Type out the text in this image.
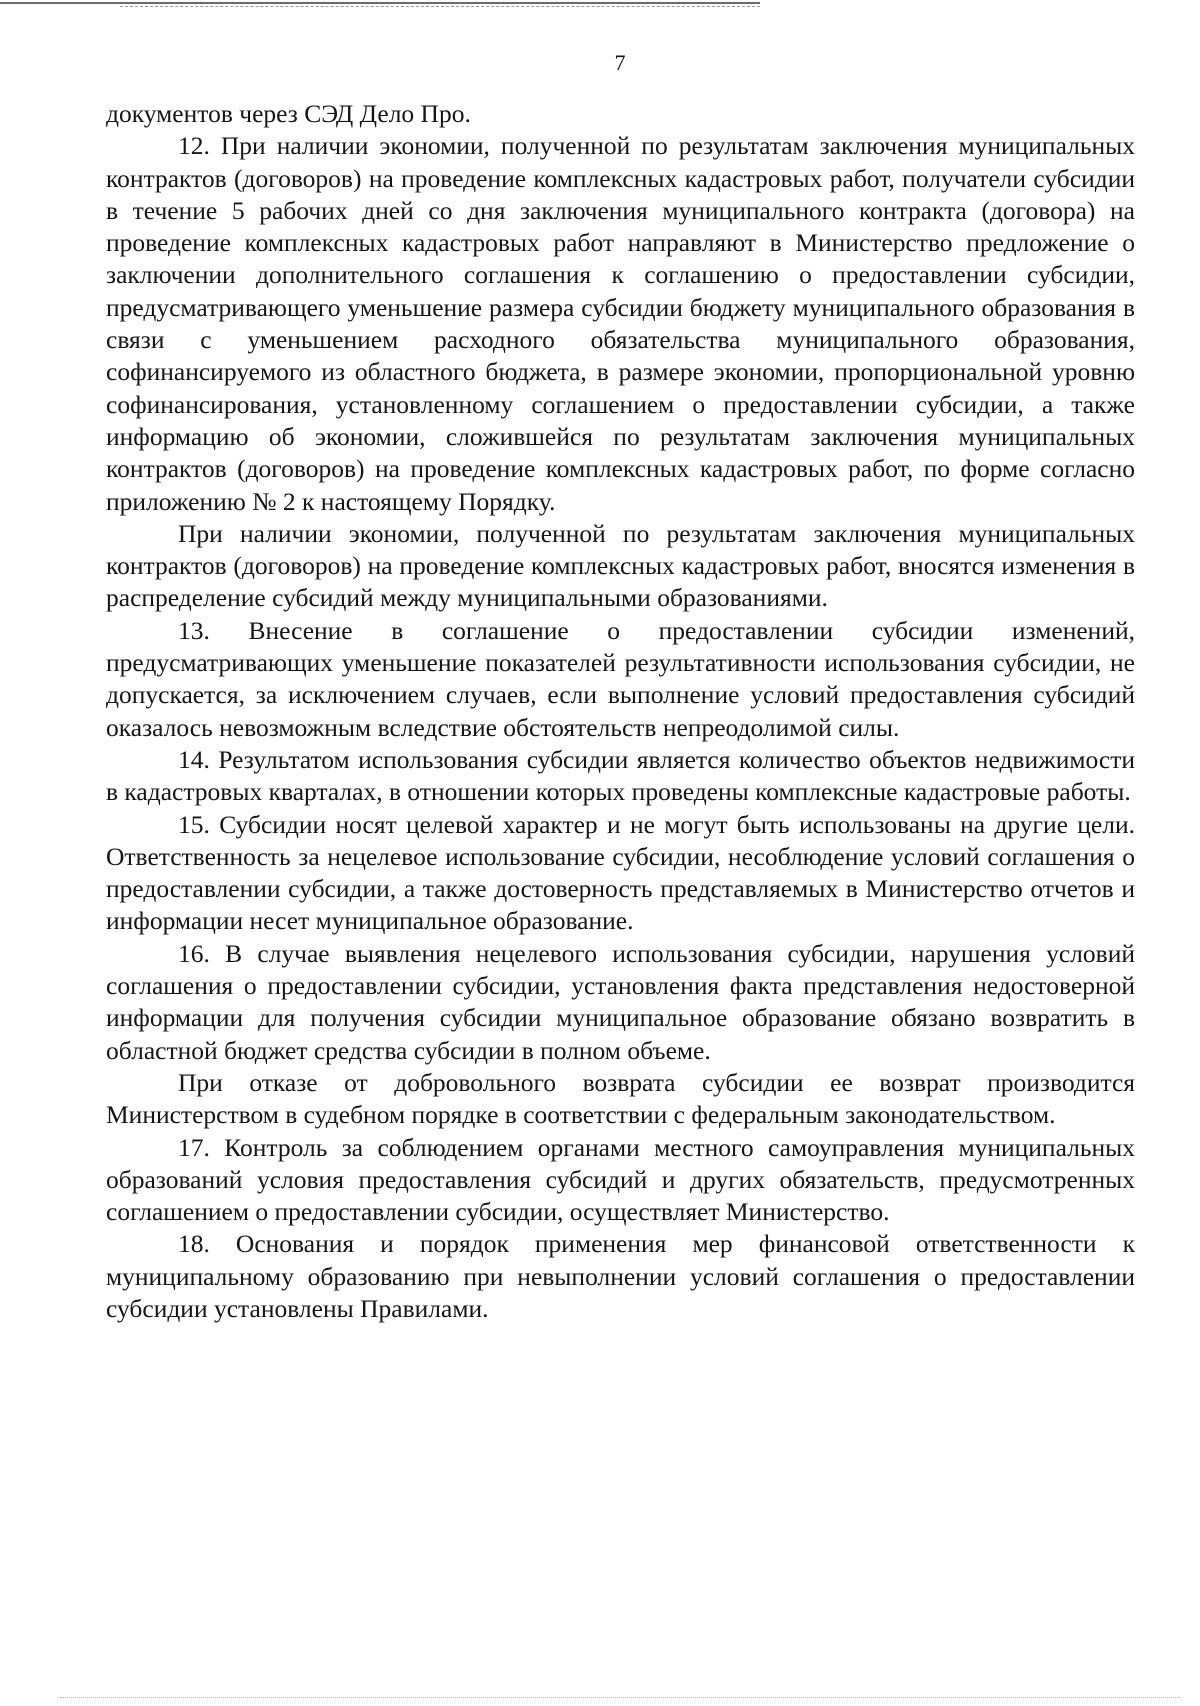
7

документов через СЭД Дело Про.

12. При наличии экономии, полученной по результатам заключения муниципальных контрактов (договоров) на проведение комплексных кадастровых работ, получатели субсидии в течение 5 рабочих дней со дня заключения муниципального контракта (договора) на проведение комплексных кадастровых работ направляют в Министерство предложение о заключении дополнительного соглашения к соглашению о предоставлении субсидии, предусматривающего уменьшение размера субсидии бюджету муниципального образования в связи с уменьшением расходного обязательства муниципального образования, софинансируемого из областного бюджета, в размере экономии, пропорциональной уровню софинансирования, установленному соглашением о предоставлении субсидии, а также информацию об экономии, сложившейся по результатам заключения муниципальных контрактов (договоров) на проведение комплексных кадастровых работ, по форме согласно приложению № 2 к настоящему Порядку.

При наличии экономии, полученной по результатам заключения муниципальных контрактов (договоров) на проведение комплексных кадастровых работ, вносятся изменения в распределение субсидий между муниципальными образованиями.

13. Внесение в соглашение о предоставлении субсидии изменений, предусматривающих уменьшение показателей результативности использования субсидии, не допускается, за исключением случаев, если выполнение условий предоставления субсидий оказалось невозможным вследствие обстоятельств непреодолимой силы.

14. Результатом использования субсидии является количество объектов недвижимости в кадастровых кварталах, в отношении которых проведены комплексные кадастровые работы.

15. Субсидии носят целевой характер и не могут быть использованы на другие цели. Ответственность за нецелевое использование субсидии, несоблюдение условий соглашения о предоставлении субсидии, а также достоверность представляемых в Министерство отчетов и информации несет муниципальное образование.

16. В случае выявления нецелевого использования субсидии, нарушения условий соглашения о предоставлении субсидии, установления факта представления недостоверной информации для получения субсидии муниципальное образование обязано возвратить в областной бюджет средства субсидии в полном объеме.

При отказе от добровольного возврата субсидии ее возврат производится Министерством в судебном порядке в соответствии с федеральным законодательством.

17. Контроль за соблюдением органами местного самоуправления муниципальных образований условия предоставления субсидий и других обязательств, предусмотренных соглашением о предоставлении субсидии, осуществляет Министерство.

18. Основания и порядок применения мер финансовой ответственности к муниципальному образованию при невыполнении условий соглашения о предоставлении субсидии установлены Правилами.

+++++

WORK TO BE COMPLETED:
From the records above, pick out and copy each line holding the word "муниципальное".

TASK RESULT:
15. Субсидии носят целевой характер и не могут быть использованы на другие цели. Ответственность за нецелевое использование субсидии, несоблюдение условий соглашения о предоставлении субсидии, а также достоверность представляемых в Министерство отчетов и информации несет муниципальное образование.
16. В случае выявления нецелевого использования субсидии, нарушения условий соглашения о предоставлении субсидии, установления факта представления недостоверной информации для получения субсидии муниципальное образование обязано возвратить в областной бюджет средства субсидии в полном объеме.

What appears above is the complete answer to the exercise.